_Exercise brief_.
Transcribe the records in full, keeping every character as it is.
——————————
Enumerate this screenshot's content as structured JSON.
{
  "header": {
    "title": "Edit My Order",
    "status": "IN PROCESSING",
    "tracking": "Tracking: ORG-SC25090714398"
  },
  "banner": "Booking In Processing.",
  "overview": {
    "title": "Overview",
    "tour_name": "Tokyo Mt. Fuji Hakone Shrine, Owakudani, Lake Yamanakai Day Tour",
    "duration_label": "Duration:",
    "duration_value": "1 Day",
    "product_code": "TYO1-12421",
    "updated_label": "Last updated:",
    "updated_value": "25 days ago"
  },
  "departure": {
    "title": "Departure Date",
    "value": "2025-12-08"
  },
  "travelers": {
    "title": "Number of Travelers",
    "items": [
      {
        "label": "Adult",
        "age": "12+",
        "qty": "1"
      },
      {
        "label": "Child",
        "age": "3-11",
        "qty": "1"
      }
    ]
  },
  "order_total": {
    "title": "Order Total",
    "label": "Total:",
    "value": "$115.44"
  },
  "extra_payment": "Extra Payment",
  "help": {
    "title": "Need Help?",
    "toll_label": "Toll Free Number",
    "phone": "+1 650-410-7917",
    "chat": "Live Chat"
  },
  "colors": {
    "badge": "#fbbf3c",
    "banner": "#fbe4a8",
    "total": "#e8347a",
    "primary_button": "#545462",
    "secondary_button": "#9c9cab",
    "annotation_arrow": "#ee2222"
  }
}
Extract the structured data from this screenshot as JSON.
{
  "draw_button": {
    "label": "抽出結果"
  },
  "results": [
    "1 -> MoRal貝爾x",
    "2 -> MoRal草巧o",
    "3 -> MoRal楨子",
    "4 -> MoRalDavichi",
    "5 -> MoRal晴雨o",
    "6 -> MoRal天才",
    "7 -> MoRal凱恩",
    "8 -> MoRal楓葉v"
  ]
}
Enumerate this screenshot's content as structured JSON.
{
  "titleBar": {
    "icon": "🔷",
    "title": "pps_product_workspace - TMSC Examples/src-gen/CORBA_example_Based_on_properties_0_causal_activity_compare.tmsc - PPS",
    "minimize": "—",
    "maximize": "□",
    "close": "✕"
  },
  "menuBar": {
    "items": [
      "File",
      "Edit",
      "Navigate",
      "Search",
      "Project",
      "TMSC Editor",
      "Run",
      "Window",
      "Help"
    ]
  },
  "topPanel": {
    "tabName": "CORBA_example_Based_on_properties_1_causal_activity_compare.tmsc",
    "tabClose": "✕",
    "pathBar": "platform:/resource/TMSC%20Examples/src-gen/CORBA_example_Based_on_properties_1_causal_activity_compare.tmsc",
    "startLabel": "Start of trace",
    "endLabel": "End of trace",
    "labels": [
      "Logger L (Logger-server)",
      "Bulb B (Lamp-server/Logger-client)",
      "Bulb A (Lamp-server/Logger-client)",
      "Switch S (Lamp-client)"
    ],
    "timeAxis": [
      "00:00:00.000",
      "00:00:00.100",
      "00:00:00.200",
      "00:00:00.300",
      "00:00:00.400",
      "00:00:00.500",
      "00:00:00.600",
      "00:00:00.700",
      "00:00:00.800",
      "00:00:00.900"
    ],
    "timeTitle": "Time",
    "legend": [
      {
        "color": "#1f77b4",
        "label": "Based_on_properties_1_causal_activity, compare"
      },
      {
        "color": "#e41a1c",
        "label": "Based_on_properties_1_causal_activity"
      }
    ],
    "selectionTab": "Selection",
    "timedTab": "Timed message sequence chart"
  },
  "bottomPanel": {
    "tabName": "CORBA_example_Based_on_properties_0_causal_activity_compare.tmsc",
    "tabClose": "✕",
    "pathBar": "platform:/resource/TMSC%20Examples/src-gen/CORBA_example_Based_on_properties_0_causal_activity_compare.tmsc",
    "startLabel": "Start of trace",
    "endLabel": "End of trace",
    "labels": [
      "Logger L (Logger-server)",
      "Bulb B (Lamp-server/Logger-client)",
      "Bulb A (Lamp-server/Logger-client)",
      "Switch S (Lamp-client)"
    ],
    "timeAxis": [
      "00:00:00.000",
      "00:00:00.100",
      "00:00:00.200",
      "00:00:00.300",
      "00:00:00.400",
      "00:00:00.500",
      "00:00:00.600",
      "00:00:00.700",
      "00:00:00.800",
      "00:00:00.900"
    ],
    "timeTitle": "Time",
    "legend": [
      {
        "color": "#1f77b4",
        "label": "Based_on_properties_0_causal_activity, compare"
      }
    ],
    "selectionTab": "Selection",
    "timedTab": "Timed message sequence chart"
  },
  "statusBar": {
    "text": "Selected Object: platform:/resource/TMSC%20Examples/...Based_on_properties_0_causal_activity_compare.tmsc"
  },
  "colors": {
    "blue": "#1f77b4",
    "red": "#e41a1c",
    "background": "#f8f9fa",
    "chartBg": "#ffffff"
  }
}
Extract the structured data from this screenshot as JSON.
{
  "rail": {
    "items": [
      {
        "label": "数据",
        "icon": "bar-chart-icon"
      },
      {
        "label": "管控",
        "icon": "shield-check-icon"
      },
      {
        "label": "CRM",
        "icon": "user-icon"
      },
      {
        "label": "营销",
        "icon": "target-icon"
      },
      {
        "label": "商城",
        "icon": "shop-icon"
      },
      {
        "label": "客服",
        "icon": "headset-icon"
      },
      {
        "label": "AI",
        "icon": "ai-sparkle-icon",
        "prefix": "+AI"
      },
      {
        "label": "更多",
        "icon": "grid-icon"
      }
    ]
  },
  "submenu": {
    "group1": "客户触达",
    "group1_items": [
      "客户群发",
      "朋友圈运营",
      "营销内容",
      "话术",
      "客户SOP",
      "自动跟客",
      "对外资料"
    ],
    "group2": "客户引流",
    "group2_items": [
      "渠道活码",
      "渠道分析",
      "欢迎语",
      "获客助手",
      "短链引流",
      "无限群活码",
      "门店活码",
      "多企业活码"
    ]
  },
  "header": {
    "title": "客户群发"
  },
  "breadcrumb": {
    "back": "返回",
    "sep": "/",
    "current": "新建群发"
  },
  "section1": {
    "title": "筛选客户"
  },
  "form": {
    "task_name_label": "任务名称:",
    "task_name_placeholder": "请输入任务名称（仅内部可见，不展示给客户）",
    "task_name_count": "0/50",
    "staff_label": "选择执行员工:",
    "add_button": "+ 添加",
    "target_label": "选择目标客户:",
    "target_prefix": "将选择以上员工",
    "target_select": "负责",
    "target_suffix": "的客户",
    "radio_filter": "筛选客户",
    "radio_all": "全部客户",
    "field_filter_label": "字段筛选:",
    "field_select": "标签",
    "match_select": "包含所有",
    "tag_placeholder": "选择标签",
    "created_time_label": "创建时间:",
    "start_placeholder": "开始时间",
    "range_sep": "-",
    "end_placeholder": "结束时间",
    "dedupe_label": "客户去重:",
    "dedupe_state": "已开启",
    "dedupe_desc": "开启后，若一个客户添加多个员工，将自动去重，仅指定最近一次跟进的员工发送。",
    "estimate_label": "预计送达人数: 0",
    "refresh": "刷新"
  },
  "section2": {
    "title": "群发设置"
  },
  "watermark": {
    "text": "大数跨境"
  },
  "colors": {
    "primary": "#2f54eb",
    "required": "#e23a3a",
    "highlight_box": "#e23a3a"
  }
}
——————————
_Answer to the exercise_.
Enumerate this screenshot's content as structured JSON.
{
  "header": {
    "title": "Edit My Order",
    "status": "IN PROCESSING",
    "tracking": "Tracking: ORG-SC25090714398"
  },
  "banner": "Booking In Processing.",
  "overview": {
    "title": "Overview",
    "tour_name": "Tokyo Mt. Fuji Hakone Shrine, Owakudani, Lake Yamanakai Day Tour",
    "duration_label": "Duration:",
    "duration_value": "1 Day",
    "product_code": "TYO1-12421",
    "updated_label": "Last updated:",
    "updated_value": "25 days ago"
  },
  "departure": {
    "title": "Departure Date",
    "value": "2025-12-08"
  },
  "travelers": {
    "title": "Number of Travelers",
    "items": [
      {
        "label": "Adult",
        "age": "12+",
        "qty": "1"
      },
      {
        "label": "Child",
        "age": "3-11",
        "qty": "1"
      }
    ]
  },
  "order_total": {
    "title": "Order Total",
    "label": "Total:",
    "value": "$115.44"
  },
  "extra_payment": "Extra Payment",
  "help": {
    "title": "Need Help?",
    "toll_label": "Toll Free Number",
    "phone": "+1 650-410-7917",
    "chat": "Live Chat"
  },
  "colors": {
    "badge": "#fbbf3c",
    "banner": "#fbe4a8",
    "total": "#e8347a",
    "primary_button": "#545462",
    "secondary_button": "#9c9cab",
    "annotation_arrow": "#ee2222"
  }
}
Extract the structured data from this screenshot as JSON.
{
  "draw_button": {
    "label": "抽出結果"
  },
  "results": [
    "1 -> MoRal貝爾x",
    "2 -> MoRal草巧o",
    "3 -> MoRal楨子",
    "4 -> MoRalDavichi",
    "5 -> MoRal晴雨o",
    "6 -> MoRal天才",
    "7 -> MoRal凱恩",
    "8 -> MoRal楓葉v"
  ]
}
Enumerate this screenshot's content as structured JSON.
{
  "titleBar": {
    "icon": "🔷",
    "title": "pps_product_workspace - TMSC Examples/src-gen/CORBA_example_Based_on_properties_0_causal_activity_compare.tmsc - PPS",
    "minimize": "—",
    "maximize": "□",
    "close": "✕"
  },
  "menuBar": {
    "items": [
      "File",
      "Edit",
      "Navigate",
      "Search",
      "Project",
      "TMSC Editor",
      "Run",
      "Window",
      "Help"
    ]
  },
  "topPanel": {
    "tabName": "CORBA_example_Based_on_properties_1_causal_activity_compare.tmsc",
    "tabClose": "✕",
    "pathBar": "platform:/resource/TMSC%20Examples/src-gen/CORBA_example_Based_on_properties_1_causal_activity_compare.tmsc",
    "startLabel": "Start of trace",
    "endLabel": "End of trace",
    "labels": [
      "Logger L (Logger-server)",
      "Bulb B (Lamp-server/Logger-client)",
      "Bulb A (Lamp-server/Logger-client)",
      "Switch S (Lamp-client)"
    ],
    "timeAxis": [
      "00:00:00.000",
      "00:00:00.100",
      "00:00:00.200",
      "00:00:00.300",
      "00:00:00.400",
      "00:00:00.500",
      "00:00:00.600",
      "00:00:00.700",
      "00:00:00.800",
      "00:00:00.900"
    ],
    "timeTitle": "Time",
    "legend": [
      {
        "color": "#1f77b4",
        "label": "Based_on_properties_1_causal_activity, compare"
      },
      {
        "color": "#e41a1c",
        "label": "Based_on_properties_1_causal_activity"
      }
    ],
    "selectionTab": "Selection",
    "timedTab": "Timed message sequence chart"
  },
  "bottomPanel": {
    "tabName": "CORBA_example_Based_on_properties_0_causal_activity_compare.tmsc",
    "tabClose": "✕",
    "pathBar": "platform:/resource/TMSC%20Examples/src-gen/CORBA_example_Based_on_properties_0_causal_activity_compare.tmsc",
    "startLabel": "Start of trace",
    "endLabel": "End of trace",
    "labels": [
      "Logger L (Logger-server)",
      "Bulb B (Lamp-server/Logger-client)",
      "Bulb A (Lamp-server/Logger-client)",
      "Switch S (Lamp-client)"
    ],
    "timeAxis": [
      "00:00:00.000",
      "00:00:00.100",
      "00:00:00.200",
      "00:00:00.300",
      "00:00:00.400",
      "00:00:00.500",
      "00:00:00.600",
      "00:00:00.700",
      "00:00:00.800",
      "00:00:00.900"
    ],
    "timeTitle": "Time",
    "legend": [
      {
        "color": "#1f77b4",
        "label": "Based_on_properties_0_causal_activity, compare"
      }
    ],
    "selectionTab": "Selection",
    "timedTab": "Timed message sequence chart"
  },
  "statusBar": {
    "text": "Selected Object: platform:/resource/TMSC%20Examples/...Based_on_properties_0_causal_activity_compare.tmsc"
  },
  "colors": {
    "blue": "#1f77b4",
    "red": "#e41a1c",
    "background": "#f8f9fa",
    "chartBg": "#ffffff"
  }
}
Extract the structured data from this screenshot as JSON.
{
  "rail": {
    "items": [
      {
        "label": "数据",
        "icon": "bar-chart-icon"
      },
      {
        "label": "管控",
        "icon": "shield-check-icon"
      },
      {
        "label": "CRM",
        "icon": "user-icon"
      },
      {
        "label": "营销",
        "icon": "target-icon"
      },
      {
        "label": "商城",
        "icon": "shop-icon"
      },
      {
        "label": "客服",
        "icon": "headset-icon"
      },
      {
        "label": "AI",
        "icon": "ai-sparkle-icon",
        "prefix": "+AI"
      },
      {
        "label": "更多",
        "icon": "grid-icon"
      }
    ]
  },
  "submenu": {
    "group1": "客户触达",
    "group1_items": [
      "客户群发",
      "朋友圈运营",
      "营销内容",
      "话术",
      "客户SOP",
      "自动跟客",
      "对外资料"
    ],
    "group2": "客户引流",
    "group2_items": [
      "渠道活码",
      "渠道分析",
      "欢迎语",
      "获客助手",
      "短链引流",
      "无限群活码",
      "门店活码",
      "多企业活码"
    ]
  },
  "header": {
    "title": "客户群发"
  },
  "breadcrumb": {
    "back": "返回",
    "sep": "/",
    "current": "新建群发"
  },
  "section1": {
    "title": "筛选客户"
  },
  "form": {
    "task_name_label": "任务名称:",
    "task_name_placeholder": "请输入任务名称（仅内部可见，不展示给客户）",
    "task_name_count": "0/50",
    "staff_label": "选择执行员工:",
    "add_button": "+ 添加",
    "target_label": "选择目标客户:",
    "target_prefix": "将选择以上员工",
    "target_select": "负责",
    "target_suffix": "的客户",
    "radio_filter": "筛选客户",
    "radio_all": "全部客户",
    "field_filter_label": "字段筛选:",
    "field_select": "标签",
    "match_select": "包含所有",
    "tag_placeholder": "选择标签",
    "created_time_label": "创建时间:",
    "start_placeholder": "开始时间",
    "range_sep": "-",
    "end_placeholder": "结束时间",
    "dedupe_label": "客户去重:",
    "dedupe_state": "已开启",
    "dedupe_desc": "开启后，若一个客户添加多个员工，将自动去重，仅指定最近一次跟进的员工发送。",
    "estimate_label": "预计送达人数: 0",
    "refresh": "刷新"
  },
  "section2": {
    "title": "群发设置"
  },
  "watermark": {
    "text": "大数跨境"
  },
  "colors": {
    "primary": "#2f54eb",
    "required": "#e23a3a",
    "highlight_box": "#e23a3a"
  }
}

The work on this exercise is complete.